--- start Data lines ---

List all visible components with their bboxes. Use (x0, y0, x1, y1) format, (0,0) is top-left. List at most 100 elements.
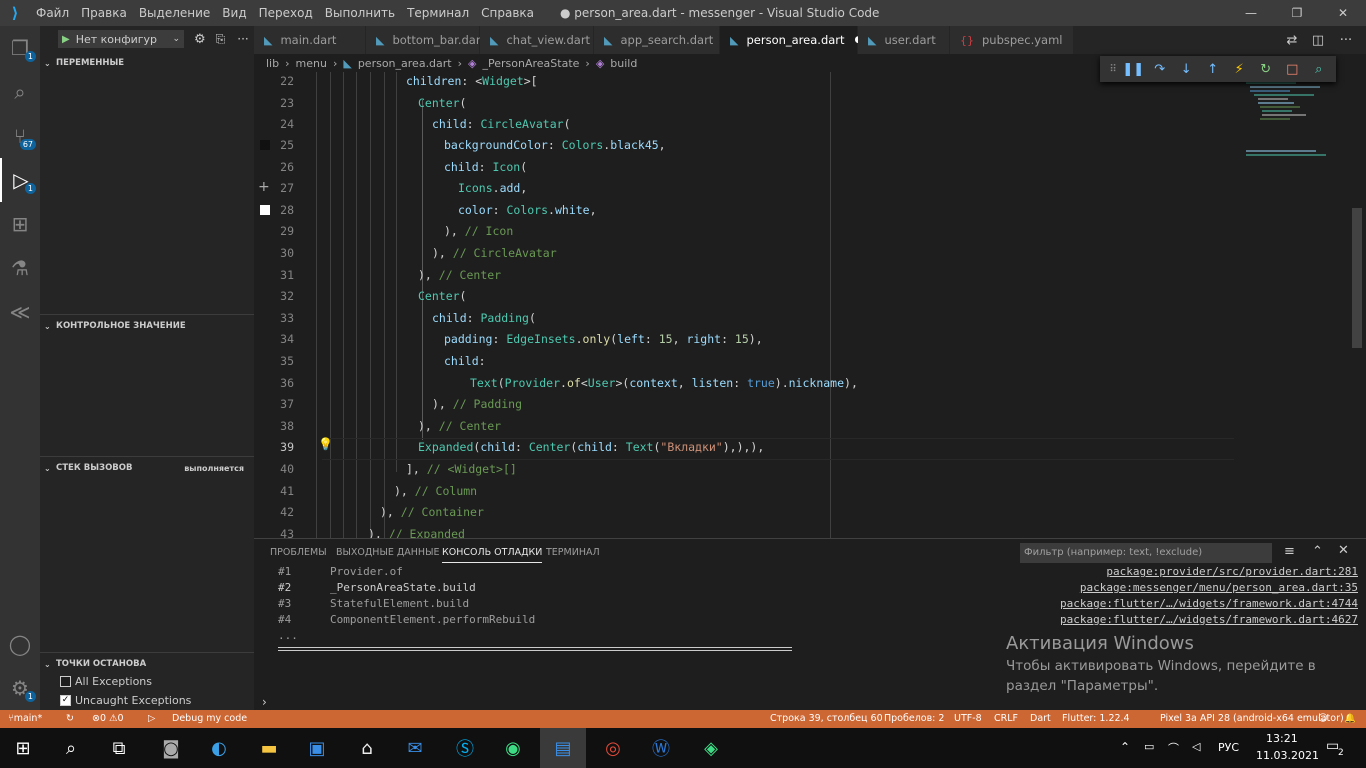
restart-icon[interactable]: ↻ (1253, 62, 1280, 77)
edge-icon[interactable]: ◐ (196, 728, 242, 768)
device-selector[interactable]: Pixel 3a API 28 (android-x64 emulator) (1160, 710, 1344, 728)
app-icon[interactable]: ▣ (294, 728, 340, 768)
start-debug-icon[interactable]: ▶ (62, 34, 70, 45)
task-view-icon[interactable]: ⧉ (96, 728, 142, 768)
menu-view[interactable]: Вид (216, 0, 252, 26)
debug-config-select[interactable]: ▶ Нет конфигур ⌄ (58, 30, 184, 48)
restore-icon[interactable]: ❐ (1274, 0, 1320, 26)
close-icon[interactable]: ✕ (1320, 0, 1366, 26)
indentation[interactable]: Пробелов: 2 (884, 710, 944, 728)
drag-handle-icon[interactable]: ⠿ (1106, 64, 1120, 75)
tab-chat-view[interactable]: ◣ chat_view.dart (480, 26, 594, 54)
chevron-up-icon[interactable]: ⌃ (1120, 740, 1130, 754)
crumb-file[interactable]: person_area.dart (358, 57, 452, 70)
search-icon[interactable]: ⌕ (48, 728, 94, 768)
debug-config-status[interactable]: Debug my code (172, 710, 247, 728)
store-icon[interactable]: ⌂ (344, 728, 390, 768)
chrome-icon[interactable]: ◎ (590, 728, 636, 768)
bp-uncaught-exceptions[interactable]: ✓ Uncaught Exceptions (60, 694, 191, 707)
menu-help[interactable]: Справка (475, 0, 540, 26)
devtools-search-icon[interactable]: ⌕ (1306, 62, 1333, 77)
checkbox-unchecked[interactable] (60, 676, 71, 687)
language-mode[interactable]: Dart (1030, 710, 1051, 728)
source-control-icon[interactable]: ⑂ 67 (0, 114, 40, 158)
notifications-icon[interactable]: 🔔 (1344, 710, 1356, 728)
code-editor[interactable]: 22 23 24 25 26 27 28 29 30 31 32 33 34 3… (254, 72, 1366, 538)
bp-all-exceptions[interactable]: All Exceptions (60, 675, 152, 688)
menu-go[interactable]: Переход (253, 0, 319, 26)
file-explorer-icon[interactable]: ▬ (246, 728, 292, 768)
camera-app-icon[interactable]: ◙ (148, 728, 194, 768)
app-green-icon[interactable]: ◈ (688, 728, 734, 768)
crumb-class[interactable]: _PersonAreaState (483, 57, 580, 70)
watch-header[interactable]: ⌄ КОНТРОЛЬНОЕ ЗНАЧЕНИЕ (40, 315, 254, 337)
tab-app-search[interactable]: ◣ app_search.dart (594, 26, 720, 54)
android-studio-icon[interactable]: ◉ (490, 728, 536, 768)
tab-terminal[interactable]: ТЕРМИНАЛ (546, 547, 600, 558)
close-panel-icon[interactable]: ✕ (1338, 543, 1349, 558)
step-into-icon[interactable]: ↓ (1173, 62, 1200, 77)
clock-date[interactable]: 11.03.2021 (1256, 749, 1319, 762)
tab-pubspec[interactable]: {} pubspec.yaml (950, 26, 1074, 54)
tab-main[interactable]: ◣ main.dart (254, 26, 366, 54)
tab-debug-console[interactable]: КОНСОЛЬ ОТЛАДКИ (442, 547, 543, 563)
minimize-icon[interactable]: — (1228, 0, 1274, 26)
stack-link[interactable]: package:flutter/…/widgets/framework.dart… (1060, 597, 1358, 610)
console-prompt-icon[interactable]: › (262, 695, 267, 709)
word-icon[interactable]: Ⓦ (638, 728, 684, 768)
lightbulb-icon[interactable]: 💡 (318, 437, 333, 451)
battery-icon[interactable]: ▭ (1144, 740, 1154, 753)
tab-output[interactable]: ВЫХОДНЫЕ ДАННЫЕ (336, 547, 439, 558)
gear-icon[interactable]: ⚙ (194, 32, 206, 47)
hot-reload-icon[interactable]: ⚡ (1226, 62, 1253, 77)
callstack-header[interactable]: ⌄ СТЕК ВЫЗОВОВ выполняется (40, 457, 254, 479)
run-debug-icon[interactable]: ▷ 1 (0, 158, 40, 202)
search-icon[interactable]: ⌕ (0, 70, 40, 114)
menu-file[interactable]: Файл (30, 0, 75, 26)
account-icon[interactable]: ◯ (0, 622, 40, 666)
flutter-version[interactable]: Flutter: 1.22.4 (1062, 710, 1130, 728)
debug-console-icon[interactable]: ⎘ (216, 32, 226, 47)
variables-header[interactable]: ⌄ ПЕРЕМЕННЫЕ (40, 52, 254, 74)
stack-link[interactable]: package:flutter/…/widgets/framework.dart… (1060, 613, 1358, 626)
tab-person-area[interactable]: ◣person_area.dart● (720, 26, 862, 54)
sync-icon[interactable]: ↻ (66, 710, 74, 728)
manage-gear-icon[interactable]: ⚙ 1 (0, 666, 40, 710)
breakpoints-header[interactable]: ⌄ ТОЧКИ ОСТАНОВА (40, 653, 254, 675)
stop-icon[interactable]: □ (1279, 62, 1306, 77)
maximize-panel-icon[interactable]: ⌃ (1312, 544, 1323, 559)
explorer-icon[interactable]: ❐ 1 (0, 26, 40, 70)
encoding[interactable]: UTF-8 (954, 710, 982, 728)
more-actions-icon[interactable]: ··· (1334, 26, 1358, 54)
windows-start-icon[interactable]: ⊞ (0, 728, 46, 768)
volume-icon[interactable]: ◁ (1192, 740, 1200, 753)
problems-status[interactable]: ⊗0 ⚠0 (92, 710, 124, 728)
tab-problems[interactable]: ПРОБЛЕМЫ (270, 547, 327, 558)
checkbox-checked-icon[interactable]: ✓ (60, 695, 71, 706)
menu-edit[interactable]: Правка (75, 0, 133, 26)
flutter-outline-icon[interactable]: ≪ (0, 290, 40, 334)
scrollbar-thumb[interactable] (1352, 208, 1362, 348)
branch-status[interactable]: ⑂ main* (8, 710, 42, 728)
crumb-lib[interactable]: lib (266, 57, 279, 70)
step-out-icon[interactable]: ↑ (1200, 62, 1227, 77)
pause-icon[interactable]: ❚❚ (1120, 62, 1147, 77)
network-icon[interactable]: ⌒ (1168, 740, 1179, 756)
mail-icon[interactable]: ✉ (392, 728, 438, 768)
tab-user[interactable]: ◣ user.dart (858, 26, 950, 54)
stack-link[interactable]: package:provider/src/provider.dart:281 (1106, 565, 1358, 578)
compare-icon[interactable]: ⇄ (1280, 26, 1304, 54)
minimap[interactable] (1240, 80, 1330, 190)
console-filter-input[interactable]: Фильтр (например: text, !exclude) (1020, 543, 1272, 563)
crumb-method[interactable]: build (610, 57, 637, 70)
extensions-icon[interactable]: ⊞ (0, 202, 40, 246)
color-swatch-black45[interactable] (260, 140, 270, 150)
tab-bottom-bar[interactable]: ◣ bottom_bar.dart (366, 26, 485, 54)
testing-icon[interactable]: ⚗ (0, 246, 40, 290)
more-icon[interactable]: ··· (237, 32, 248, 46)
split-editor-icon[interactable]: ◫ (1306, 26, 1330, 54)
input-language[interactable]: РУС (1218, 741, 1239, 754)
menu-selection[interactable]: Выделение (133, 0, 216, 26)
stack-link[interactable]: package:messenger/menu/person_area.dart:… (1080, 581, 1358, 594)
color-swatch-white[interactable] (260, 205, 270, 215)
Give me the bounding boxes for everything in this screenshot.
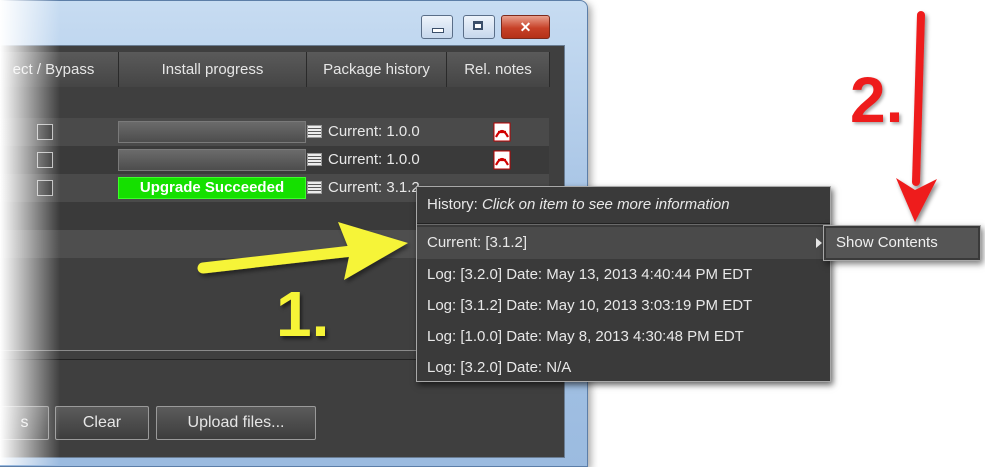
yellow-arrow-icon bbox=[197, 222, 408, 280]
step-2-label: 2. bbox=[850, 64, 904, 136]
step-1-label: 1. bbox=[276, 278, 330, 350]
annotation-overlay bbox=[197, 11, 937, 280]
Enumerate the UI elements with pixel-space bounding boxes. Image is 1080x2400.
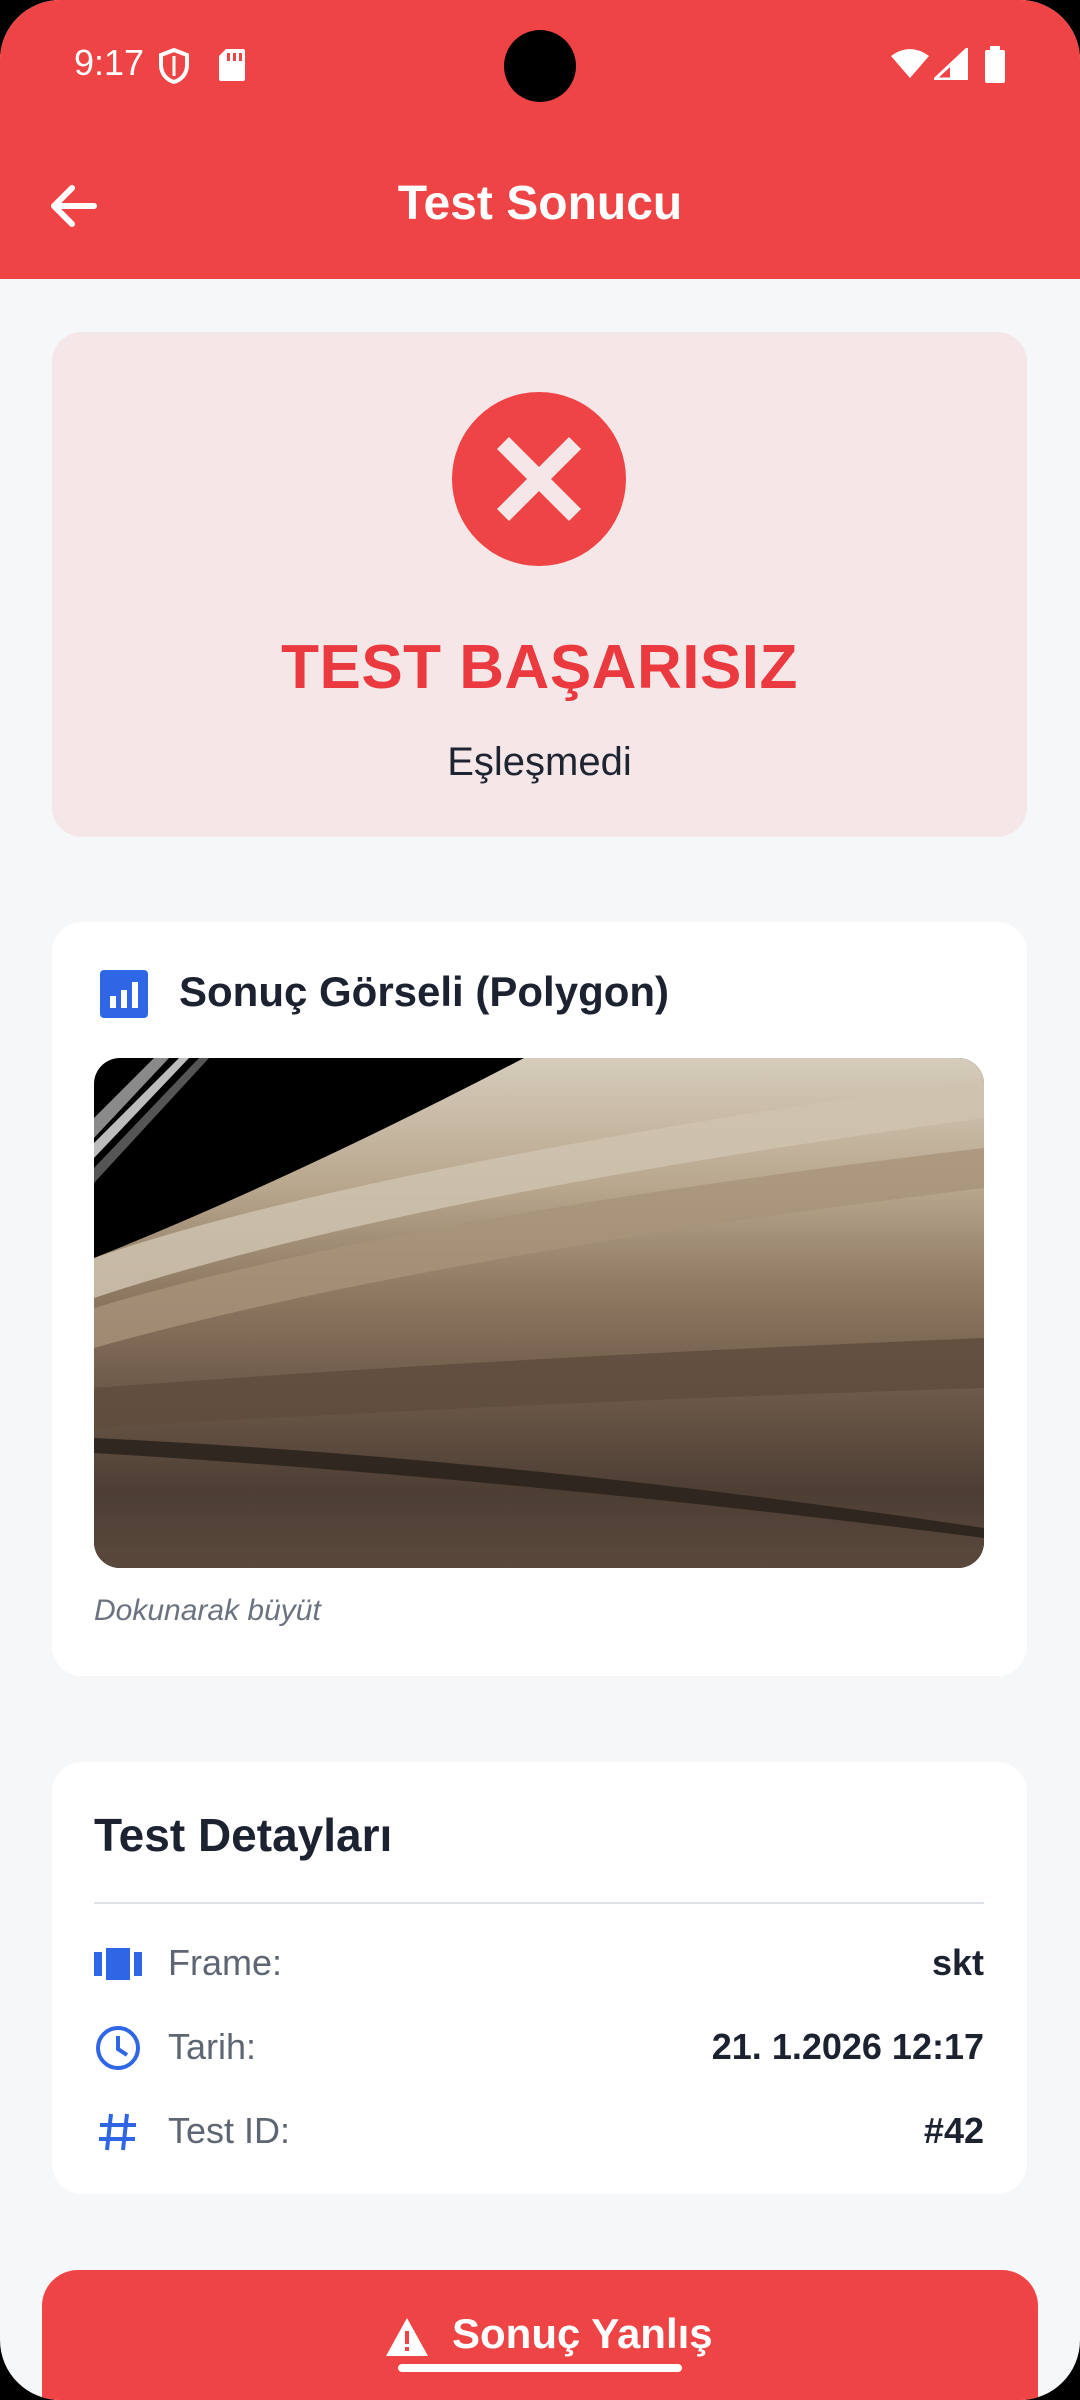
home-indicator[interactable] (398, 2364, 682, 2372)
signal-icon (931, 45, 969, 85)
clock-icon (94, 2024, 142, 2072)
details-title: Test Detayları (94, 1809, 393, 1861)
film-icon (94, 1940, 142, 1988)
warning-icon (384, 2316, 430, 2363)
status-bar: 9:17 (0, 0, 1080, 130)
result-card: TEST BAŞARISIZ Eşleşmedi (52, 332, 1027, 837)
page-title: Test Sonucu (397, 177, 683, 230)
sd-card-icon (218, 48, 246, 87)
result-image-card: Sonuç Görseli (Polygon) Dokunarak büyüt (52, 922, 1027, 1676)
test-details-card: Test Detayları Frame: skt Tarih: 21. 1.2… (52, 1762, 1027, 2194)
battery-icon (984, 46, 1006, 89)
detail-value: skt (931, 1942, 984, 1983)
detail-row-date: Tarih: 21. 1.2026 12:17 (94, 2016, 984, 2076)
detail-value: 21. 1.2026 12:17 (711, 2026, 984, 2067)
detail-value: #42 (923, 2110, 984, 2151)
result-subtitle: Eşleşmedi (447, 740, 632, 784)
result-title: TEST BAŞARISIZ (281, 633, 798, 702)
status-time: 9:17 (74, 42, 145, 83)
result-image[interactable] (94, 1058, 984, 1568)
error-x-icon (452, 392, 626, 566)
detail-label: Test ID: (168, 2110, 291, 2151)
shield-icon (158, 47, 190, 89)
hash-icon (94, 2108, 142, 2156)
screen: 9:17 Test Sonucu TEST BAŞARISIZ Eşleşmed… (0, 0, 1080, 2400)
detail-label: Tarih: (168, 2026, 257, 2067)
detail-row-test-id: Test ID: #42 (94, 2100, 984, 2160)
camera-cutout (504, 30, 576, 102)
detail-label: Frame: (168, 1942, 283, 1983)
result-wrong-label: Sonuç Yanlış (452, 2310, 713, 2357)
image-card-title: Sonuç Görseli (Polygon) (179, 968, 670, 1015)
wifi-icon (890, 48, 930, 85)
app-header: 9:17 Test Sonucu (0, 0, 1080, 279)
bar-chart-icon (100, 970, 148, 1018)
tap-to-zoom-hint: Dokunarak büyüt (94, 1594, 321, 1627)
result-wrong-button[interactable]: Sonuç Yanlış (42, 2270, 1038, 2400)
divider (94, 1902, 984, 1904)
detail-row-frame: Frame: skt (94, 1932, 984, 1992)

--- end Data lines ---

**Exercise requirements:** Count the lines of the listing above that contain the string "language", treating uppercase and lowercase as different. Reply with the number alone.

**Correct output:** 2